▸ **What is asked**: Give the number of lines in this listing that contain the word "John", and nothing else.

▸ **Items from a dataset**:
— start —

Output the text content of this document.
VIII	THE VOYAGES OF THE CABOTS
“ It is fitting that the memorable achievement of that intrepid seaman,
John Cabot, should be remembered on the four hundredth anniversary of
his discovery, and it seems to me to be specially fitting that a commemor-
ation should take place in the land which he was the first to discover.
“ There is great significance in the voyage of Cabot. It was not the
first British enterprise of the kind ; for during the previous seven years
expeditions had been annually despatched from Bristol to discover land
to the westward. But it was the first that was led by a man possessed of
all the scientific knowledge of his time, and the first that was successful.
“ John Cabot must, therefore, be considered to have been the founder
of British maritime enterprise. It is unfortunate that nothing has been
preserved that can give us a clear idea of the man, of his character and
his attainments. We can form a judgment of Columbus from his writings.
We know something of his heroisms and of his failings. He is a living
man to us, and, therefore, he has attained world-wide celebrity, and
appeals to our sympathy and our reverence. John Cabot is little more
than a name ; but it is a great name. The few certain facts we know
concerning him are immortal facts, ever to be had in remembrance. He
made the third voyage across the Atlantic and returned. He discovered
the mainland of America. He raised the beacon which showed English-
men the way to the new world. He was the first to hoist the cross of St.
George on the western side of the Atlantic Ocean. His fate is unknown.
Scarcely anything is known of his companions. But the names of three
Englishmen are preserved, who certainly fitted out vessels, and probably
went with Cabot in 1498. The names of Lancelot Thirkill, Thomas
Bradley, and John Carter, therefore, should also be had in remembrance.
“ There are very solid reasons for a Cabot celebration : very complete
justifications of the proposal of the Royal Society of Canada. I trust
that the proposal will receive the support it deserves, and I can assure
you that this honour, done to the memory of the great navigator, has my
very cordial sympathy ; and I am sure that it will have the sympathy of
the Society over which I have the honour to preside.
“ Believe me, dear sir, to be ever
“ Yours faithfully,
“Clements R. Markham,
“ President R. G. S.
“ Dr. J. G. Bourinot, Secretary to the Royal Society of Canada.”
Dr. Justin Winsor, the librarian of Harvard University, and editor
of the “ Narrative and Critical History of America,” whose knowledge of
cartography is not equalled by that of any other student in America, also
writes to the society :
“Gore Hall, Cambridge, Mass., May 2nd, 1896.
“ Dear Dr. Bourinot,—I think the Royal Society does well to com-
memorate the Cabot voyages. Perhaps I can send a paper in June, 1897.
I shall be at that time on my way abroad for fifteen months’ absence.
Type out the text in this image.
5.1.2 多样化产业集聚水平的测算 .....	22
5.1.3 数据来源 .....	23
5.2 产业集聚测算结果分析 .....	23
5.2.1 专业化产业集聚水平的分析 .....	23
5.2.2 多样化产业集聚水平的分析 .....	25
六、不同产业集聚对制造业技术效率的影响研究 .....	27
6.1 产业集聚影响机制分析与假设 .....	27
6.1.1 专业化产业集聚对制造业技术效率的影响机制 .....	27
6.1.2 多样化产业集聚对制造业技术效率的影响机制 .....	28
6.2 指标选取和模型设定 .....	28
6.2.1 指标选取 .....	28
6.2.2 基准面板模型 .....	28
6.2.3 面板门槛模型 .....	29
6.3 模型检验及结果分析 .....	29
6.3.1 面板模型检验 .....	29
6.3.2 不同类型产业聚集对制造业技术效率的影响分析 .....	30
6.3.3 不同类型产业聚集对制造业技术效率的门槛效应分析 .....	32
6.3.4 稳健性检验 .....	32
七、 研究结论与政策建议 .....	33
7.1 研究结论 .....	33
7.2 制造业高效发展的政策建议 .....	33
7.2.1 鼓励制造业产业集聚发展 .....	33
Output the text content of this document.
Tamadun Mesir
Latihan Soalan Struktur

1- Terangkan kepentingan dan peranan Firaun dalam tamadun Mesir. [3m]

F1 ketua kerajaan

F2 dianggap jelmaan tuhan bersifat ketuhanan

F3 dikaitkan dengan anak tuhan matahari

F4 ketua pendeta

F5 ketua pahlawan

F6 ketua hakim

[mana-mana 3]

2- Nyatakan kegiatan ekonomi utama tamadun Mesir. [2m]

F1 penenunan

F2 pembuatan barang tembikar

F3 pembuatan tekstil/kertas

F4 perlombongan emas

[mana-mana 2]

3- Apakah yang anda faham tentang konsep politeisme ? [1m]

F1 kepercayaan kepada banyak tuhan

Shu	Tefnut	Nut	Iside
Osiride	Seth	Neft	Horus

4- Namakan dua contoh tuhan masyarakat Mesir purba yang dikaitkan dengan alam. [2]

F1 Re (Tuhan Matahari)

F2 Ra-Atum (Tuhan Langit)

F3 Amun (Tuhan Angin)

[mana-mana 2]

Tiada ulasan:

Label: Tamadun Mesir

— end —

▸ **Written solution**: 4